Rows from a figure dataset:

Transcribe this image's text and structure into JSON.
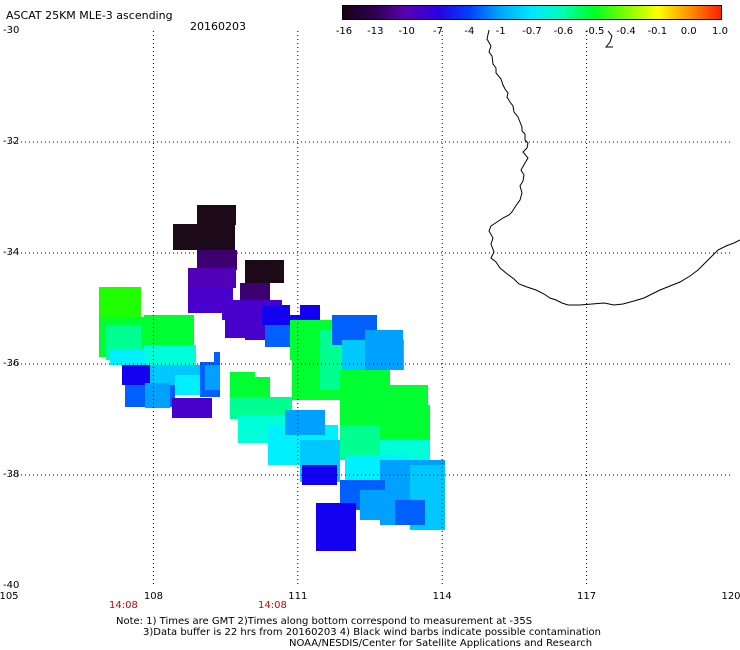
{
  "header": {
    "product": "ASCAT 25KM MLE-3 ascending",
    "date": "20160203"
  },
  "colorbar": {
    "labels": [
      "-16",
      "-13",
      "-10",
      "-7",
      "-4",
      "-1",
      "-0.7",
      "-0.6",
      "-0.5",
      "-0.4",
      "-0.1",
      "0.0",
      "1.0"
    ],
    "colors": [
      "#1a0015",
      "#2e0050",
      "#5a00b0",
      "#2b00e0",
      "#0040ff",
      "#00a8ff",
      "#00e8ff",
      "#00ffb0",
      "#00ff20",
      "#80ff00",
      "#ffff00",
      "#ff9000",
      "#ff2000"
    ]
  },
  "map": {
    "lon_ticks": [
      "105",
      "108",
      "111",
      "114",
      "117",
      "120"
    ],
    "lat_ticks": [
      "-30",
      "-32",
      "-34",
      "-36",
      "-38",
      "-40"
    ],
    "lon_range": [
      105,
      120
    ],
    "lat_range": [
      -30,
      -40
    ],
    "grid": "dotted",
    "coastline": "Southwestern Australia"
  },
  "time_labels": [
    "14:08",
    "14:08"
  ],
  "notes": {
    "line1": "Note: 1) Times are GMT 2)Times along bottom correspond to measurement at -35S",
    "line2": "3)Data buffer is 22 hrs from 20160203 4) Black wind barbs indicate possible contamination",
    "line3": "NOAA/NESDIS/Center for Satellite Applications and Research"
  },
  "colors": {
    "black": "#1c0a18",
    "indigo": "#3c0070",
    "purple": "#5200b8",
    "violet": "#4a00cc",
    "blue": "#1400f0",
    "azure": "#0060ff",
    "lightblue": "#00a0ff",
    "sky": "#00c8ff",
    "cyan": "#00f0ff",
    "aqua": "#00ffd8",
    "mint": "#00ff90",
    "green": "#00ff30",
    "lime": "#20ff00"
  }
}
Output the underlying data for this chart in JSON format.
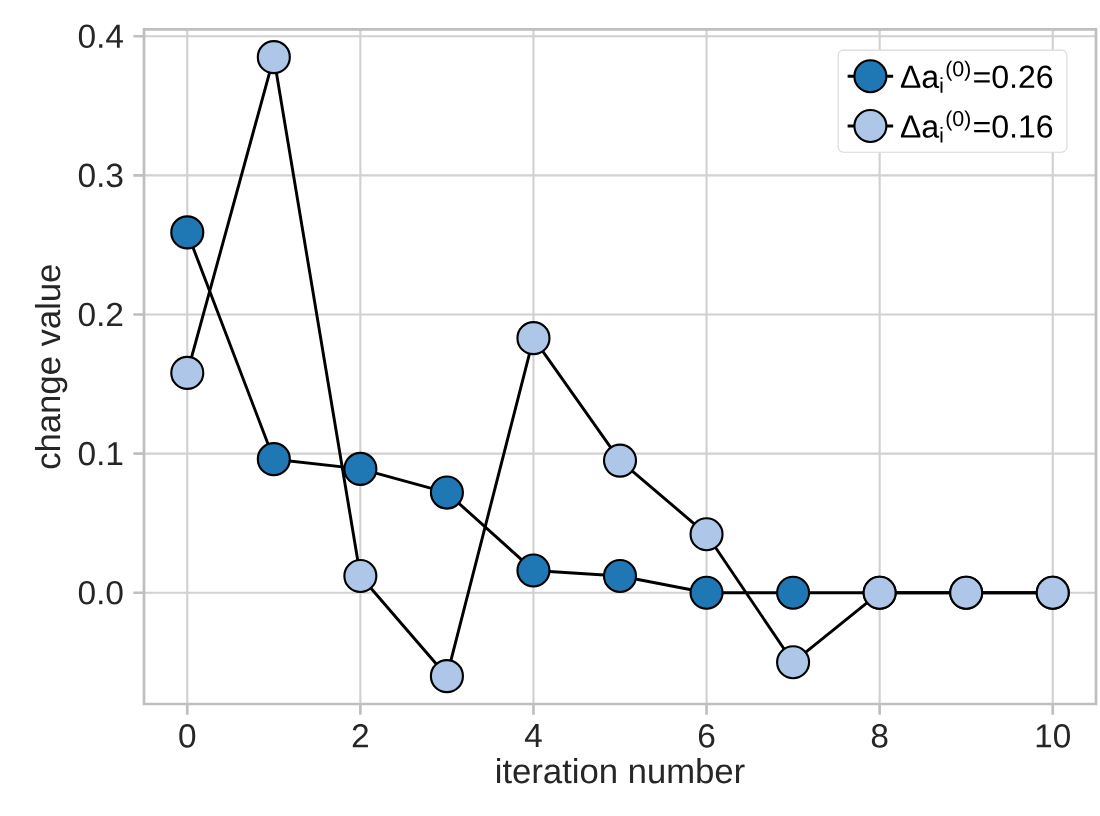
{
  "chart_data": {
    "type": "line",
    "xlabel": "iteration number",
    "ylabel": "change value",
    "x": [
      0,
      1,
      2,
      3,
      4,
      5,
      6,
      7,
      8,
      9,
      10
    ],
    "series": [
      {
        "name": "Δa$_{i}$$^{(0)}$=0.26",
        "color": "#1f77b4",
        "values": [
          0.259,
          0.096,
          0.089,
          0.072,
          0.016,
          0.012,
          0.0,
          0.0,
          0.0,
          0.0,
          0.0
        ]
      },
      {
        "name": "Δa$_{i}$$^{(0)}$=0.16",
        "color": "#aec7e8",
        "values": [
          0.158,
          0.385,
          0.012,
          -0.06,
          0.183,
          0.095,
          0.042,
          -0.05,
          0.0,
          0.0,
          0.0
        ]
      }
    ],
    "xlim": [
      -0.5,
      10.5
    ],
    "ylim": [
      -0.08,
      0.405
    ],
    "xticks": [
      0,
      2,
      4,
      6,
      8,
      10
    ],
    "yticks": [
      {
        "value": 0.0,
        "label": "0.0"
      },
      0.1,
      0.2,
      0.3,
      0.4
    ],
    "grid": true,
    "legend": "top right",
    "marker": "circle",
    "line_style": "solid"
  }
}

**Brief**
Pictures stay out; repeat all the rest of the records exactly.

**Exercise output**
Transcribe this image's text and structure into JSON.
{
  "header": {
    "product": "ASCAT 25KM MLE-3 ascending",
    "date": "20160203"
  },
  "colorbar": {
    "labels": [
      "-16",
      "-13",
      "-10",
      "-7",
      "-4",
      "-1",
      "-0.7",
      "-0.6",
      "-0.5",
      "-0.4",
      "-0.1",
      "0.0",
      "1.0"
    ],
    "colors": [
      "#1a0015",
      "#2e0050",
      "#5a00b0",
      "#2b00e0",
      "#0040ff",
      "#00a8ff",
      "#00e8ff",
      "#00ffb0",
      "#00ff20",
      "#80ff00",
      "#ffff00",
      "#ff9000",
      "#ff2000"
    ]
  },
  "map": {
    "lon_ticks": [
      "105",
      "108",
      "111",
      "114",
      "117",
      "120"
    ],
    "lat_ticks": [
      "-30",
      "-32",
      "-34",
      "-36",
      "-38",
      "-40"
    ],
    "lon_range": [
      105,
      120
    ],
    "lat_range": [
      -30,
      -40
    ],
    "grid": "dotted",
    "coastline": "Southwestern Australia"
  },
  "time_labels": [
    "14:08",
    "14:08"
  ],
  "notes": {
    "line1": "Note: 1) Times are GMT 2)Times along bottom correspond to measurement at -35S",
    "line2": "3)Data buffer is 22 hrs from 20160203 4) Black wind barbs indicate possible contamination",
    "line3": "NOAA/NESDIS/Center for Satellite Applications and Research"
  },
  "colors": {
    "black": "#1c0a18",
    "indigo": "#3c0070",
    "purple": "#5200b8",
    "violet": "#4a00cc",
    "blue": "#1400f0",
    "azure": "#0060ff",
    "lightblue": "#00a0ff",
    "sky": "#00c8ff",
    "cyan": "#00f0ff",
    "aqua": "#00ffd8",
    "mint": "#00ff90",
    "green": "#00ff30",
    "lime": "#20ff00"
  }
}
Output the underlying data for this chart in JSON format.
{
  "chart_data": {
    "type": "line",
    "xlabel": "iteration number",
    "ylabel": "change value",
    "x": [
      0,
      1,
      2,
      3,
      4,
      5,
      6,
      7,
      8,
      9,
      10
    ],
    "series": [
      {
        "name": "Δa$_{i}$$^{(0)}$=0.26",
        "color": "#1f77b4",
        "values": [
          0.259,
          0.096,
          0.089,
          0.072,
          0.016,
          0.012,
          0.0,
          0.0,
          0.0,
          0.0,
          0.0
        ]
      },
      {
        "name": "Δa$_{i}$$^{(0)}$=0.16",
        "color": "#aec7e8",
        "values": [
          0.158,
          0.385,
          0.012,
          -0.06,
          0.183,
          0.095,
          0.042,
          -0.05,
          0.0,
          0.0,
          0.0
        ]
      }
    ],
    "xlim": [
      -0.5,
      10.5
    ],
    "ylim": [
      -0.08,
      0.405
    ],
    "xticks": [
      0,
      2,
      4,
      6,
      8,
      10
    ],
    "yticks": [
      {
        "value": 0.0,
        "label": "0.0"
      },
      0.1,
      0.2,
      0.3,
      0.4
    ],
    "grid": true,
    "legend": "top right",
    "marker": "circle",
    "line_style": "solid"
  }
}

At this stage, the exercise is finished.